Request » Restate the records that follow word for word; no pictures should appear.

[Stored data entries]
%%
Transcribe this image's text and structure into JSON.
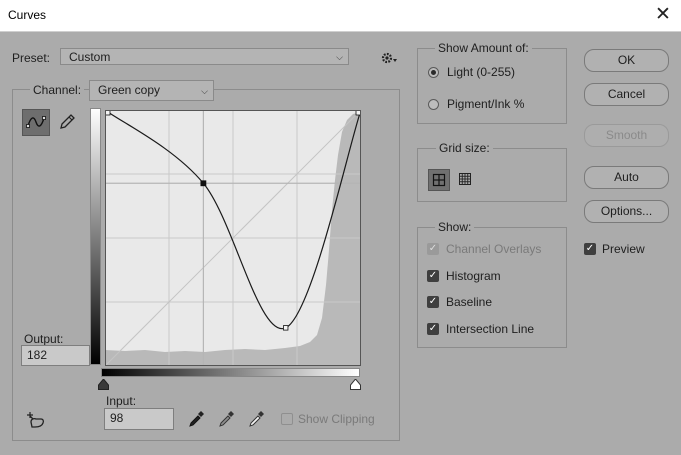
{
  "window": {
    "title": "Curves",
    "close_glyph": "✕"
  },
  "preset": {
    "label": "Preset:",
    "value": "Custom"
  },
  "channel": {
    "label": "Channel:",
    "value": "Green copy"
  },
  "output": {
    "label": "Output:",
    "value": "182"
  },
  "input": {
    "label": "Input:",
    "value": "98"
  },
  "show_clipping": {
    "label": "Show Clipping",
    "checked": false
  },
  "show_amount": {
    "title": "Show Amount of:",
    "options": [
      {
        "label": "Light  (0-255)",
        "selected": true
      },
      {
        "label": "Pigment/Ink %",
        "selected": false
      }
    ]
  },
  "grid_size": {
    "title": "Grid size:",
    "selected": "simple"
  },
  "show": {
    "title": "Show:",
    "items": [
      {
        "label": "Channel Overlays",
        "checked": true,
        "disabled": true
      },
      {
        "label": "Histogram",
        "checked": true,
        "disabled": false
      },
      {
        "label": "Baseline",
        "checked": true,
        "disabled": false
      },
      {
        "label": "Intersection Line",
        "checked": true,
        "disabled": false
      }
    ]
  },
  "buttons": {
    "ok": "OK",
    "cancel": "Cancel",
    "smooth": "Smooth",
    "auto": "Auto",
    "options": "Options..."
  },
  "preview": {
    "label": "Preview",
    "checked": true
  },
  "curve": {
    "points": [
      [
        0,
        255
      ],
      [
        98,
        182
      ],
      [
        180,
        38
      ],
      [
        255,
        255
      ]
    ],
    "selected_point": 1
  },
  "colors": {
    "dialog_bg": "#ababab",
    "graph_bg": "#e9e9e9",
    "histogram": "#b9b9b9",
    "curve": "#1a1a1a"
  },
  "icons": {
    "preset_gear": "gear-icon",
    "curve_tool": "curve-points-icon",
    "pencil_tool": "pencil-icon",
    "target_adjust": "hand-target-icon",
    "eyedroppers": [
      "black-eyedropper-icon",
      "gray-eyedropper-icon",
      "white-eyedropper-icon"
    ]
  }
}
%%
Result for this task »
Transcribe this image's text and structure into JSON.
{
  "window": {
    "title": "Curves",
    "close_glyph": "✕"
  },
  "preset": {
    "label": "Preset:",
    "value": "Custom"
  },
  "channel": {
    "label": "Channel:",
    "value": "Green copy"
  },
  "output": {
    "label": "Output:",
    "value": "182"
  },
  "input": {
    "label": "Input:",
    "value": "98"
  },
  "show_clipping": {
    "label": "Show Clipping",
    "checked": false
  },
  "show_amount": {
    "title": "Show Amount of:",
    "options": [
      {
        "label": "Light  (0-255)",
        "selected": true
      },
      {
        "label": "Pigment/Ink %",
        "selected": false
      }
    ]
  },
  "grid_size": {
    "title": "Grid size:",
    "selected": "simple"
  },
  "show": {
    "title": "Show:",
    "items": [
      {
        "label": "Channel Overlays",
        "checked": true,
        "disabled": true
      },
      {
        "label": "Histogram",
        "checked": true,
        "disabled": false
      },
      {
        "label": "Baseline",
        "checked": true,
        "disabled": false
      },
      {
        "label": "Intersection Line",
        "checked": true,
        "disabled": false
      }
    ]
  },
  "buttons": {
    "ok": "OK",
    "cancel": "Cancel",
    "smooth": "Smooth",
    "auto": "Auto",
    "options": "Options..."
  },
  "preview": {
    "label": "Preview",
    "checked": true
  },
  "curve": {
    "points": [
      [
        0,
        255
      ],
      [
        98,
        182
      ],
      [
        180,
        38
      ],
      [
        255,
        255
      ]
    ],
    "selected_point": 1
  },
  "colors": {
    "dialog_bg": "#ababab",
    "graph_bg": "#e9e9e9",
    "histogram": "#b9b9b9",
    "curve": "#1a1a1a"
  },
  "icons": {
    "preset_gear": "gear-icon",
    "curve_tool": "curve-points-icon",
    "pencil_tool": "pencil-icon",
    "target_adjust": "hand-target-icon",
    "eyedroppers": [
      "black-eyedropper-icon",
      "gray-eyedropper-icon",
      "white-eyedropper-icon"
    ]
  }
}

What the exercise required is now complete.